> [TASK REQUIREMENTS]: Which lines hold the word "this"? Show each of them.

Records that describe figures
————

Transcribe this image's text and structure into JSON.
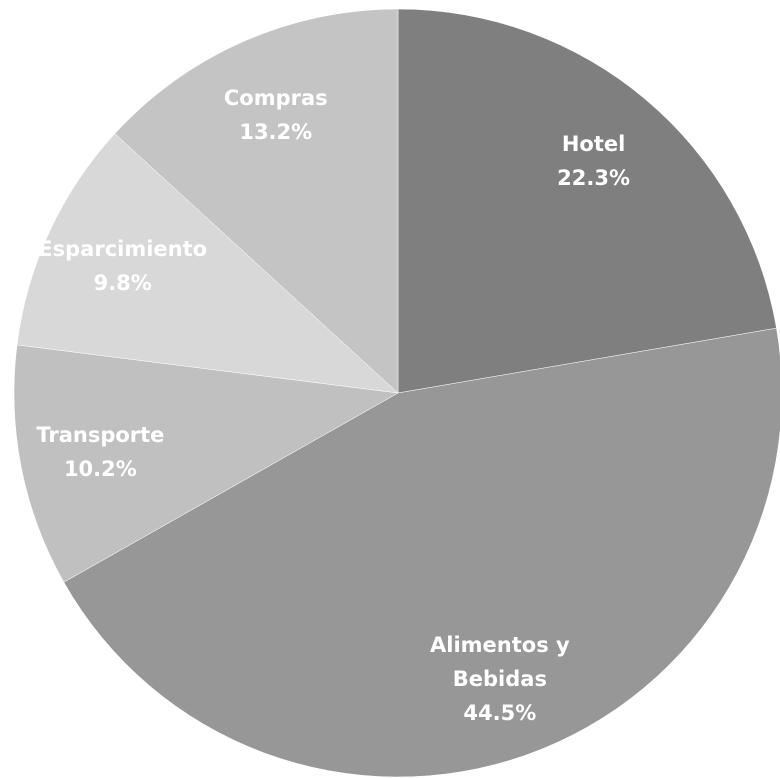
{
  "chart_data": {
    "type": "pie",
    "categories": [
      "Hotel",
      "Alimentos y Bebidas",
      "Transporte",
      "Esparcimiento",
      "Compras"
    ],
    "values": [
      22.3,
      44.5,
      10.2,
      9.8,
      13.2
    ],
    "value_labels": [
      "22.3%",
      "44.5%",
      "10.2%",
      "9.8%",
      "13.2%"
    ],
    "colors": [
      "#7f7f7f",
      "#979797",
      "#c0c0c0",
      "#d8d8d8",
      "#c4c4c4"
    ]
  }
}
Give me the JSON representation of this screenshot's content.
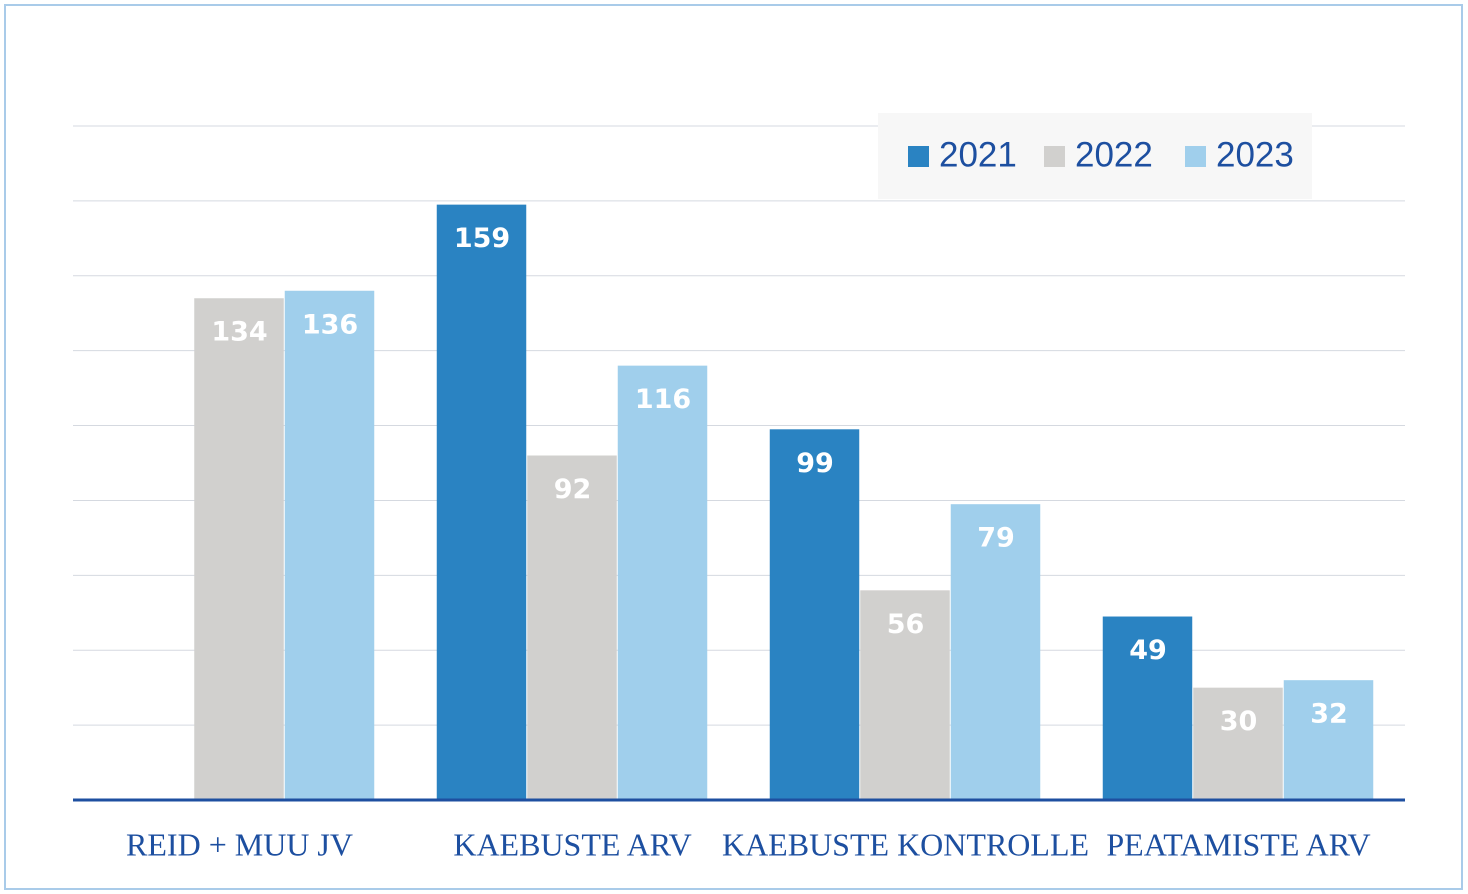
{
  "chart_data": {
    "type": "bar",
    "categories": [
      "REID + MUU JV",
      "KAEBUSTE ARV",
      "KAEBUSTE KONTROLLE",
      "PEATAMISTE ARV"
    ],
    "series": [
      {
        "name": "2021",
        "color": "#2a83c2",
        "values": [
          null,
          159,
          99,
          49
        ]
      },
      {
        "name": "2022",
        "color": "#d1d0ce",
        "values": [
          134,
          92,
          56,
          30
        ]
      },
      {
        "name": "2023",
        "color": "#a0cfec",
        "values": [
          136,
          116,
          79,
          32
        ]
      }
    ],
    "ylim": [
      0,
      180
    ],
    "yticks": [
      0,
      20,
      40,
      60,
      80,
      100,
      120,
      140,
      160,
      180
    ],
    "grid": true,
    "legend": "top-right"
  }
}
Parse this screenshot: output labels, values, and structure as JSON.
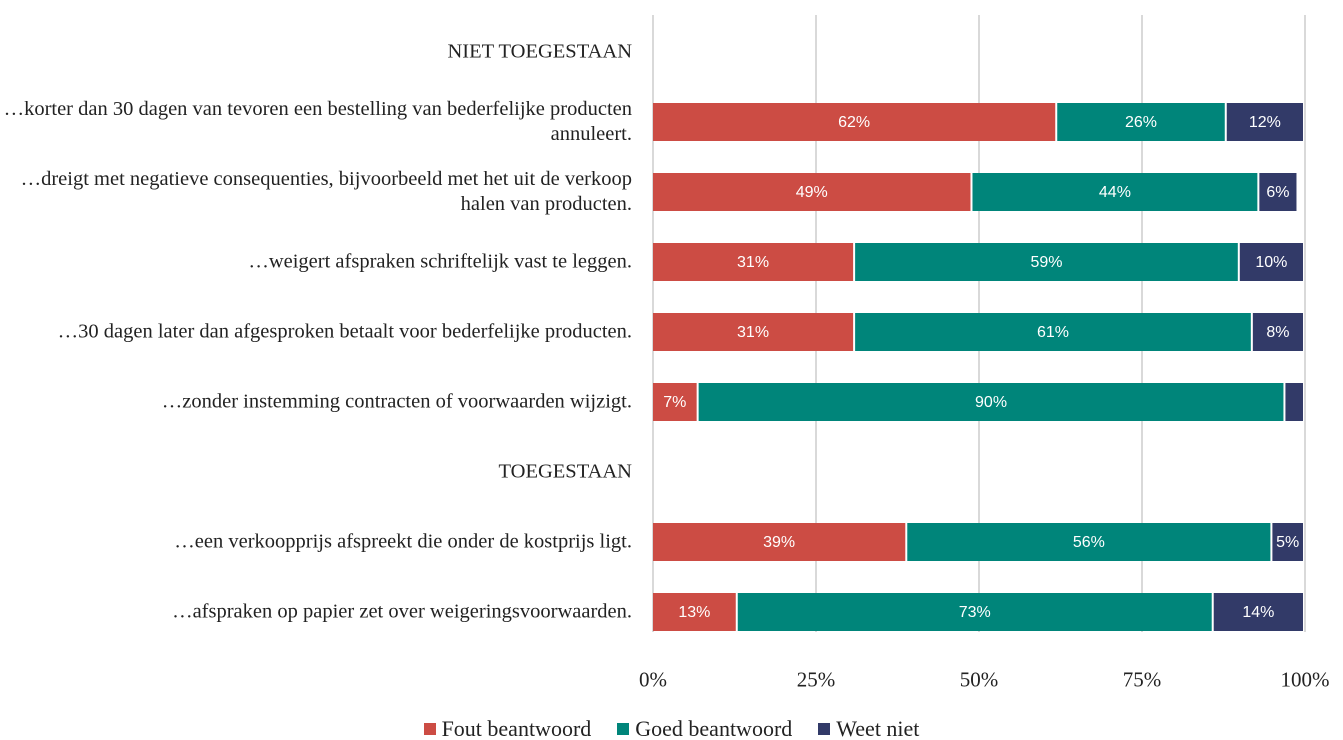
{
  "chart_data": {
    "type": "stacked_bar_horizontal",
    "categories": [
      "NIET TOEGESTAAN",
      "…korter dan 30 dagen van tevoren een bestelling van bederfelijke producten annuleert.",
      "…dreigt met negatieve consequenties, bijvoorbeeld met het uit de verkoop halen van producten.",
      "…weigert afspraken schriftelijk vast te leggen.",
      "…30 dagen later dan afgesproken betaalt voor bederfelijke producten.",
      "…zonder instemming contracten of voorwaarden wijzigt.",
      "TOEGESTAAN",
      "…een verkoopprijs afspreekt die onder de kostprijs ligt.",
      "…afspraken op papier zet over weigeringsvoorwaarden."
    ],
    "series": [
      {
        "name": "Fout beantwoord",
        "color": "#cc4c44",
        "values": [
          null,
          62,
          49,
          31,
          31,
          7,
          null,
          39,
          13
        ],
        "value_labels": [
          null,
          "62%",
          "49%",
          "31%",
          "31%",
          "7%",
          null,
          "39%",
          "13%"
        ]
      },
      {
        "name": "Goed beantwoord",
        "color": "#00857a",
        "values": [
          null,
          26,
          44,
          59,
          61,
          90,
          null,
          56,
          73
        ],
        "value_labels": [
          null,
          "26%",
          "44%",
          "59%",
          "61%",
          "90%",
          null,
          "56%",
          "73%"
        ]
      },
      {
        "name": "Weet niet",
        "color": "#323a68",
        "values": [
          null,
          12,
          6,
          10,
          8,
          3,
          null,
          5,
          14
        ],
        "value_labels": [
          null,
          "12%",
          "6%",
          "10%",
          "8%",
          null,
          null,
          "5%",
          "14%"
        ]
      }
    ],
    "xlim": [
      0,
      100
    ],
    "xticks": [
      {
        "value": 0,
        "label": "0%"
      },
      {
        "value": 25,
        "label": "25%"
      },
      {
        "value": 50,
        "label": "50%"
      },
      {
        "value": 75,
        "label": "75%"
      },
      {
        "value": 100,
        "label": "100%"
      }
    ],
    "grid": true,
    "legend": "bottom"
  }
}
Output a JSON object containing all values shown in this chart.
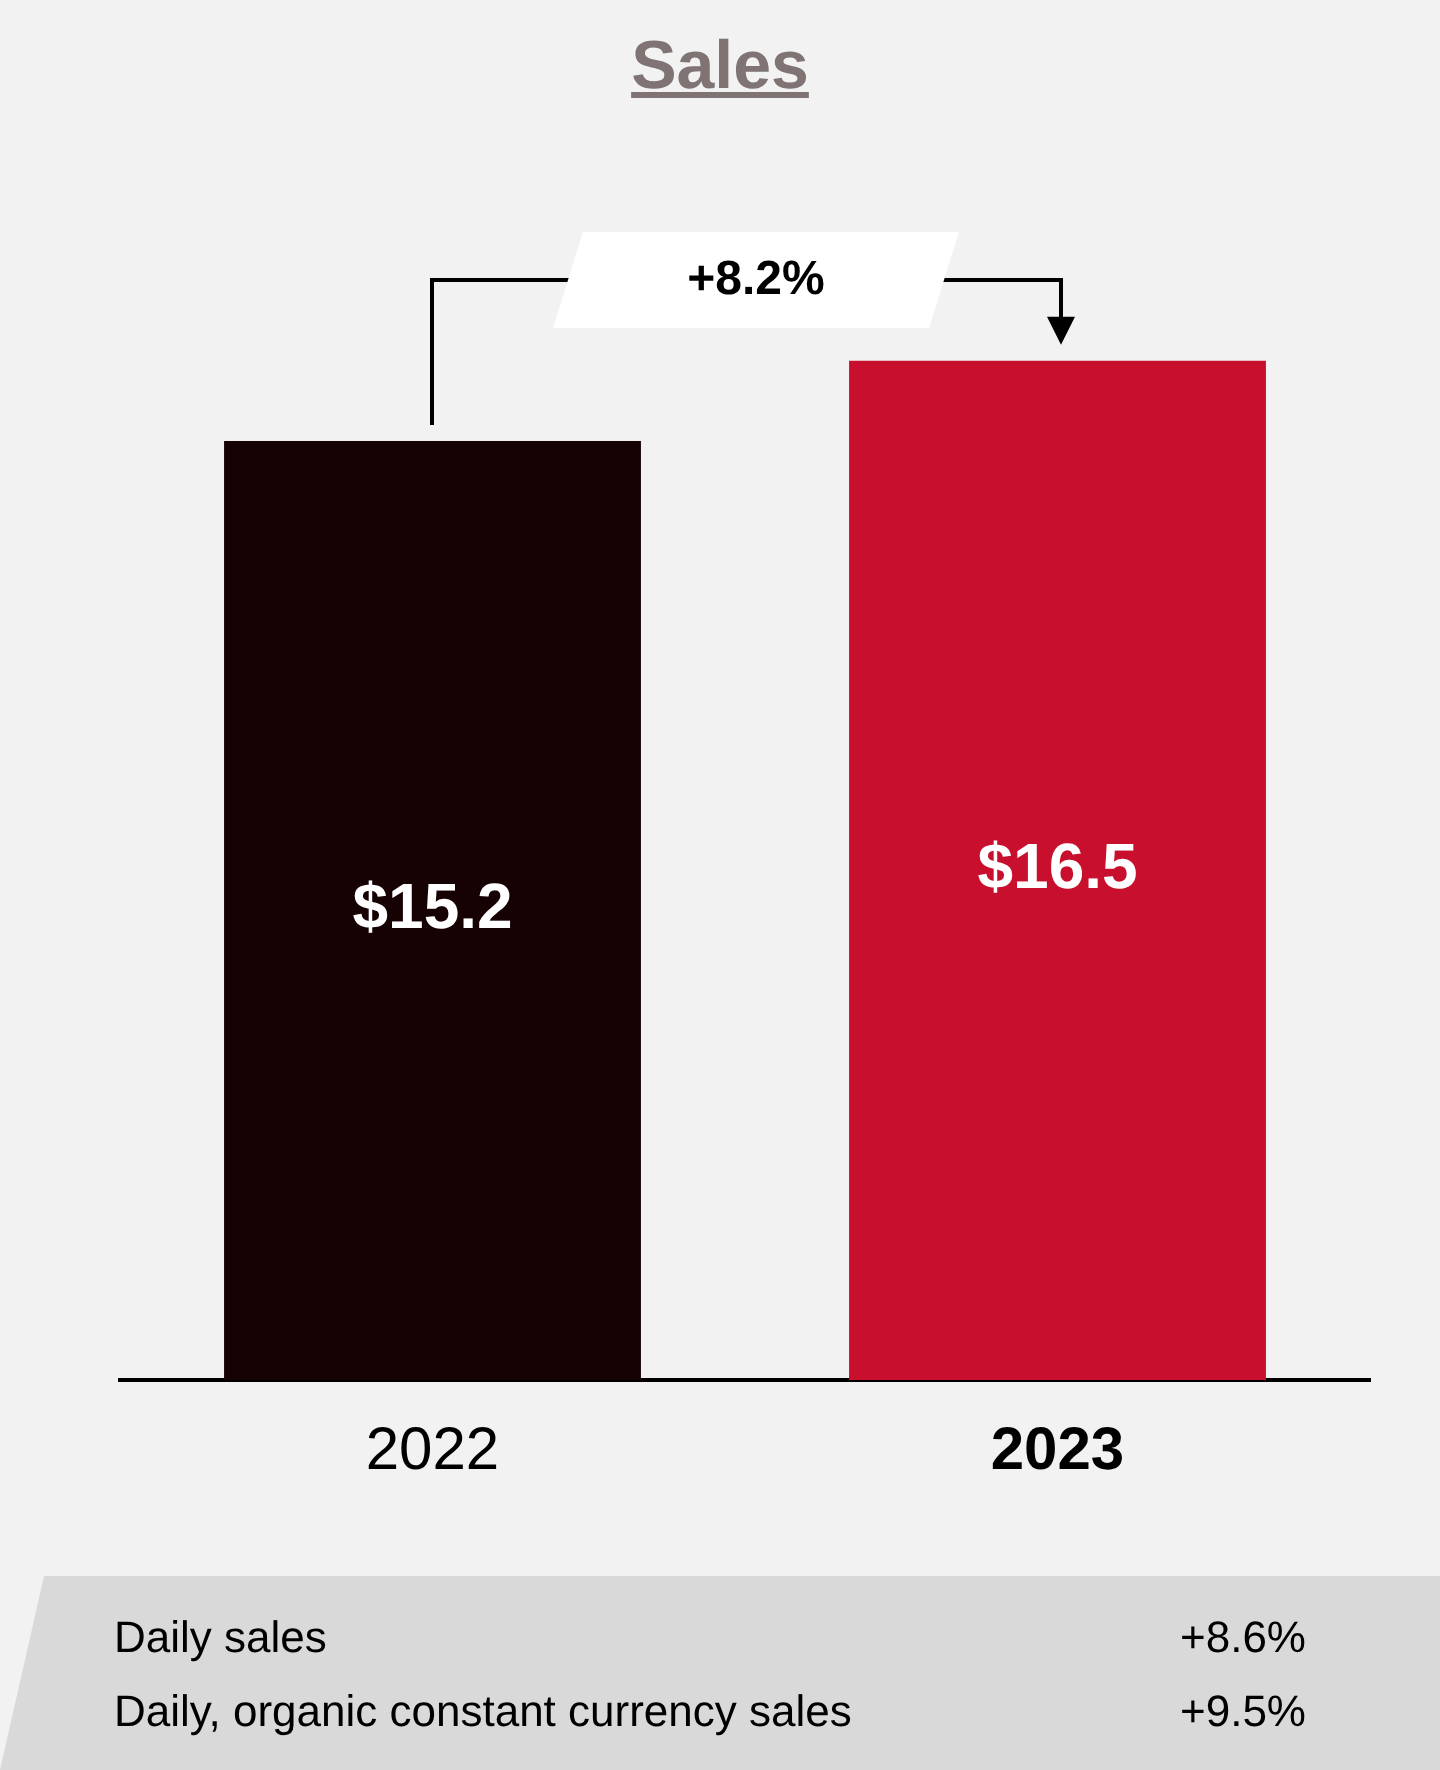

————

> [OUTPUT OF THE TASK]:
Transcribe this image's text and structure into JSON.
Give me the JSON representation of this screenshot's content.
Parse this screenshot: output labels, values, and structure as JSON.
Output a JSON object containing all values shown in this chart.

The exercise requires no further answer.